[Short exercise]:
Copy out the listing that follows, exact in every word, and skip the images.
— BEGIN —
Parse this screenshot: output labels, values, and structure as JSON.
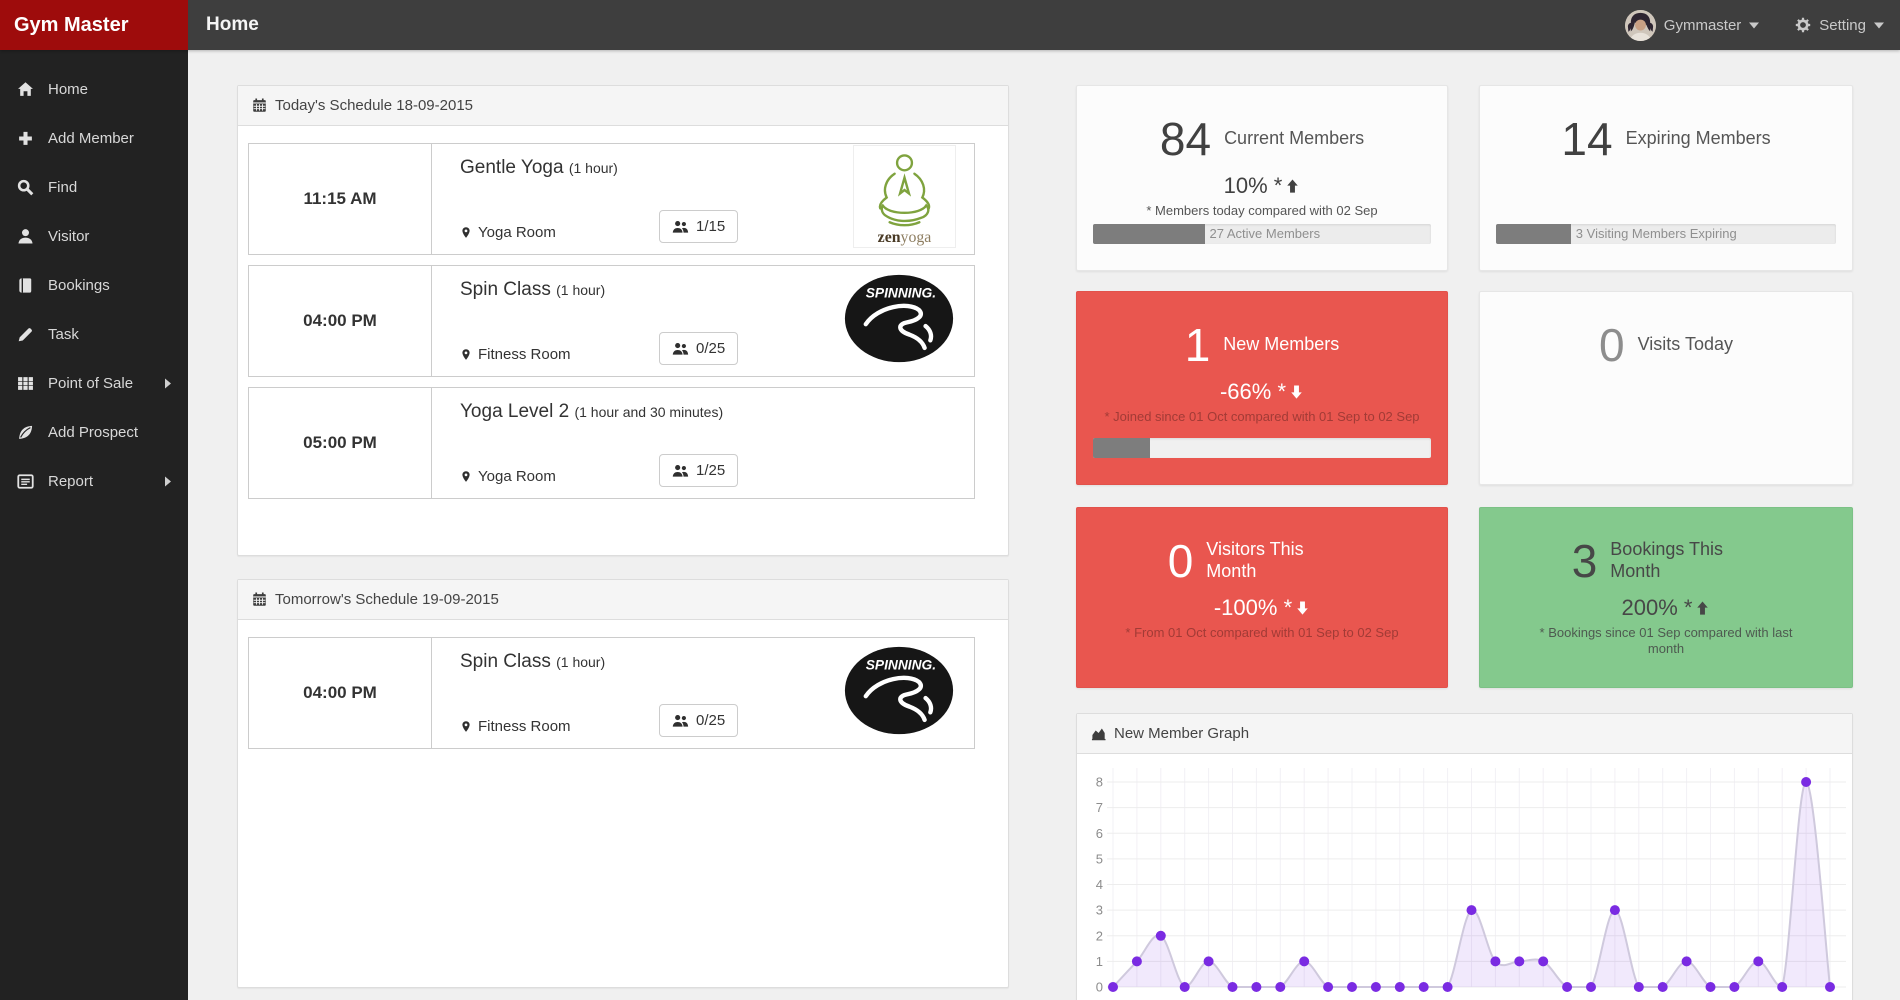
{
  "colors": {
    "brand_red": "#9e0c0c",
    "card_red": "#e9564f",
    "card_green": "#84c98d",
    "chart_purple": "#7a2be2"
  },
  "navbar": {
    "brand": "Gym Master",
    "page_title": "Home",
    "user_name": "Gymmaster",
    "settings_label": "Setting"
  },
  "sidebar": {
    "items": [
      {
        "label": "Home",
        "icon": "home-icon"
      },
      {
        "label": "Add Member",
        "icon": "plus-icon"
      },
      {
        "label": "Find",
        "icon": "search-icon"
      },
      {
        "label": "Visitor",
        "icon": "user-icon"
      },
      {
        "label": "Bookings",
        "icon": "book-icon"
      },
      {
        "label": "Task",
        "icon": "pencil-icon"
      },
      {
        "label": "Point of Sale",
        "icon": "grid-icon",
        "has_submenu": true
      },
      {
        "label": "Add Prospect",
        "icon": "leaf-icon"
      },
      {
        "label": "Report",
        "icon": "report-icon",
        "has_submenu": true
      }
    ]
  },
  "schedules": [
    {
      "title": "Today's Schedule 18-09-2015",
      "rows": [
        {
          "time": "11:15 AM",
          "name": "Gentle Yoga",
          "duration": "(1 hour)",
          "room": "Yoga Room",
          "capacity": "1/15",
          "logo": "zen-yoga"
        },
        {
          "time": "04:00 PM",
          "name": "Spin Class",
          "duration": "(1 hour)",
          "room": "Fitness Room",
          "capacity": "0/25",
          "logo": "spinning"
        },
        {
          "time": "05:00 PM",
          "name": "Yoga Level 2",
          "duration": "(1 hour and 30 minutes)",
          "room": "Yoga Room",
          "capacity": "1/25",
          "logo": ""
        }
      ]
    },
    {
      "title": "Tomorrow's Schedule 19-09-2015",
      "rows": [
        {
          "time": "04:00 PM",
          "name": "Spin Class",
          "duration": "(1 hour)",
          "room": "Fitness Room",
          "capacity": "0/25",
          "logo": "spinning"
        }
      ]
    }
  ],
  "stat_cards": [
    {
      "value": "84",
      "label": "Current Members",
      "change": "10% *",
      "trend": "up",
      "note": "* Members today compared with 02 Sep",
      "progress_pct": 33,
      "progress_label": "27 Active Members",
      "style": "light"
    },
    {
      "value": "14",
      "label": "Expiring Members",
      "progress_pct": 22,
      "progress_label": "3 Visiting Members Expiring",
      "style": "light"
    },
    {
      "value": "1",
      "label": "New Members",
      "change": "-66% *",
      "trend": "down",
      "note": "* Joined since 01 Oct compared with 01 Sep to 02 Sep",
      "progress_pct": 17,
      "progress_label": "",
      "style": "red"
    },
    {
      "value": "0",
      "label": "Visits Today",
      "style": "light"
    },
    {
      "value": "0",
      "label": "Visitors This Month",
      "change": "-100% *",
      "trend": "down",
      "note": "* From 01 Oct compared with 01 Sep to 02 Sep",
      "style": "red"
    },
    {
      "value": "3",
      "label": "Bookings This Month",
      "change": "200% *",
      "trend": "up",
      "note": "* Bookings since 01 Sep compared with last month",
      "style": "green"
    }
  ],
  "logos": {
    "zen_yoga_zen": "zen",
    "zen_yoga_yoga": "yoga",
    "spinning_text": "SPINNING."
  },
  "chart_data": {
    "type": "area",
    "title": "New Member Graph",
    "values": [
      0,
      1,
      2,
      0,
      1,
      0,
      0,
      0,
      1,
      0,
      0,
      0,
      0,
      0,
      0,
      3,
      1,
      1,
      1,
      0,
      0,
      3,
      0,
      0,
      1,
      0,
      0,
      1,
      0,
      8,
      0
    ],
    "ylim": [
      0,
      8
    ],
    "yticks": [
      0,
      1,
      2,
      3,
      4,
      5,
      6,
      7,
      8
    ],
    "x_labels_visible": false,
    "grid": true,
    "legend": false,
    "point_color": "#7a2be2",
    "line_color": "#cfc9dd",
    "fill_color": "rgba(122,43,226,0.10)"
  }
}
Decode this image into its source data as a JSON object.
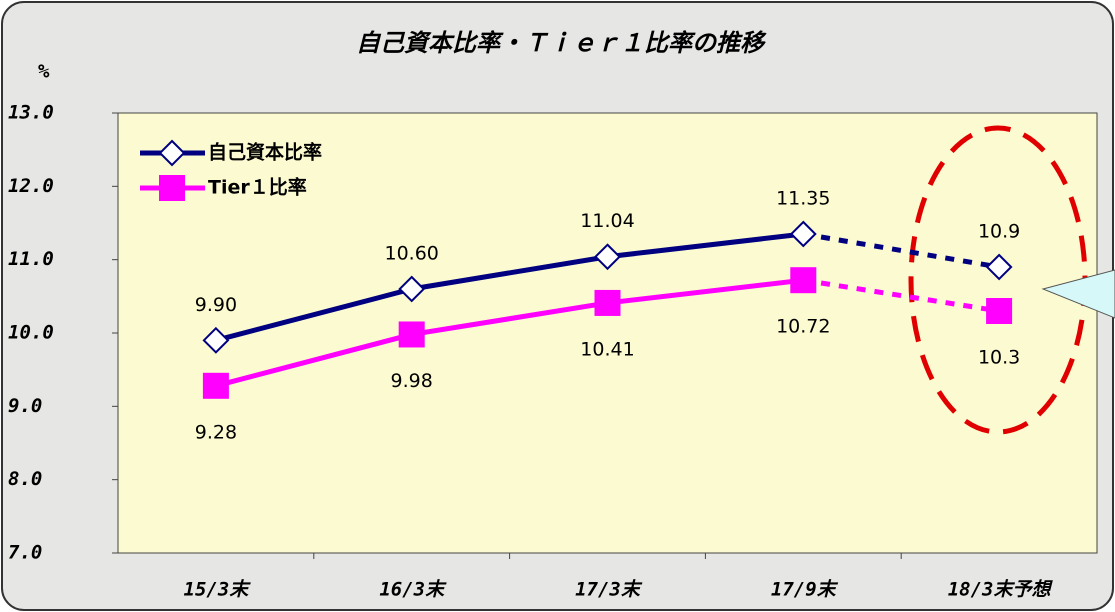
— END —
[Written response]:
Parse this screenshot: output labels, values, and structure as JSON.
{
  "colors": {
    "brand_red": "#9e0c0c",
    "card_red": "#e9564f",
    "card_green": "#84c98d",
    "chart_purple": "#7a2be2"
  },
  "navbar": {
    "brand": "Gym Master",
    "page_title": "Home",
    "user_name": "Gymmaster",
    "settings_label": "Setting"
  },
  "sidebar": {
    "items": [
      {
        "label": "Home",
        "icon": "home-icon"
      },
      {
        "label": "Add Member",
        "icon": "plus-icon"
      },
      {
        "label": "Find",
        "icon": "search-icon"
      },
      {
        "label": "Visitor",
        "icon": "user-icon"
      },
      {
        "label": "Bookings",
        "icon": "book-icon"
      },
      {
        "label": "Task",
        "icon": "pencil-icon"
      },
      {
        "label": "Point of Sale",
        "icon": "grid-icon",
        "has_submenu": true
      },
      {
        "label": "Add Prospect",
        "icon": "leaf-icon"
      },
      {
        "label": "Report",
        "icon": "report-icon",
        "has_submenu": true
      }
    ]
  },
  "schedules": [
    {
      "title": "Today's Schedule 18-09-2015",
      "rows": [
        {
          "time": "11:15 AM",
          "name": "Gentle Yoga",
          "duration": "(1 hour)",
          "room": "Yoga Room",
          "capacity": "1/15",
          "logo": "zen-yoga"
        },
        {
          "time": "04:00 PM",
          "name": "Spin Class",
          "duration": "(1 hour)",
          "room": "Fitness Room",
          "capacity": "0/25",
          "logo": "spinning"
        },
        {
          "time": "05:00 PM",
          "name": "Yoga Level 2",
          "duration": "(1 hour and 30 minutes)",
          "room": "Yoga Room",
          "capacity": "1/25",
          "logo": ""
        }
      ]
    },
    {
      "title": "Tomorrow's Schedule 19-09-2015",
      "rows": [
        {
          "time": "04:00 PM",
          "name": "Spin Class",
          "duration": "(1 hour)",
          "room": "Fitness Room",
          "capacity": "0/25",
          "logo": "spinning"
        }
      ]
    }
  ],
  "stat_cards": [
    {
      "value": "84",
      "label": "Current Members",
      "change": "10% *",
      "trend": "up",
      "note": "* Members today compared with 02 Sep",
      "progress_pct": 33,
      "progress_label": "27 Active Members",
      "style": "light"
    },
    {
      "value": "14",
      "label": "Expiring Members",
      "progress_pct": 22,
      "progress_label": "3 Visiting Members Expiring",
      "style": "light"
    },
    {
      "value": "1",
      "label": "New Members",
      "change": "-66% *",
      "trend": "down",
      "note": "* Joined since 01 Oct compared with 01 Sep to 02 Sep",
      "progress_pct": 17,
      "progress_label": "",
      "style": "red"
    },
    {
      "value": "0",
      "label": "Visits Today",
      "style": "light"
    },
    {
      "value": "0",
      "label": "Visitors This Month",
      "change": "-100% *",
      "trend": "down",
      "note": "* From 01 Oct compared with 01 Sep to 02 Sep",
      "style": "red"
    },
    {
      "value": "3",
      "label": "Bookings This Month",
      "change": "200% *",
      "trend": "up",
      "note": "* Bookings since 01 Sep compared with last month",
      "style": "green"
    }
  ],
  "logos": {
    "zen_yoga_zen": "zen",
    "zen_yoga_yoga": "yoga",
    "spinning_text": "SPINNING."
  },
  "chart_data": {
    "type": "area",
    "title": "New Member Graph",
    "values": [
      0,
      1,
      2,
      0,
      1,
      0,
      0,
      0,
      1,
      0,
      0,
      0,
      0,
      0,
      0,
      3,
      1,
      1,
      1,
      0,
      0,
      3,
      0,
      0,
      1,
      0,
      0,
      1,
      0,
      8,
      0
    ],
    "ylim": [
      0,
      8
    ],
    "yticks": [
      0,
      1,
      2,
      3,
      4,
      5,
      6,
      7,
      8
    ],
    "x_labels_visible": false,
    "grid": true,
    "legend": false,
    "point_color": "#7a2be2",
    "line_color": "#cfc9dd",
    "fill_color": "rgba(122,43,226,0.10)"
  }
}
Decode this image into its source data as a JSON object.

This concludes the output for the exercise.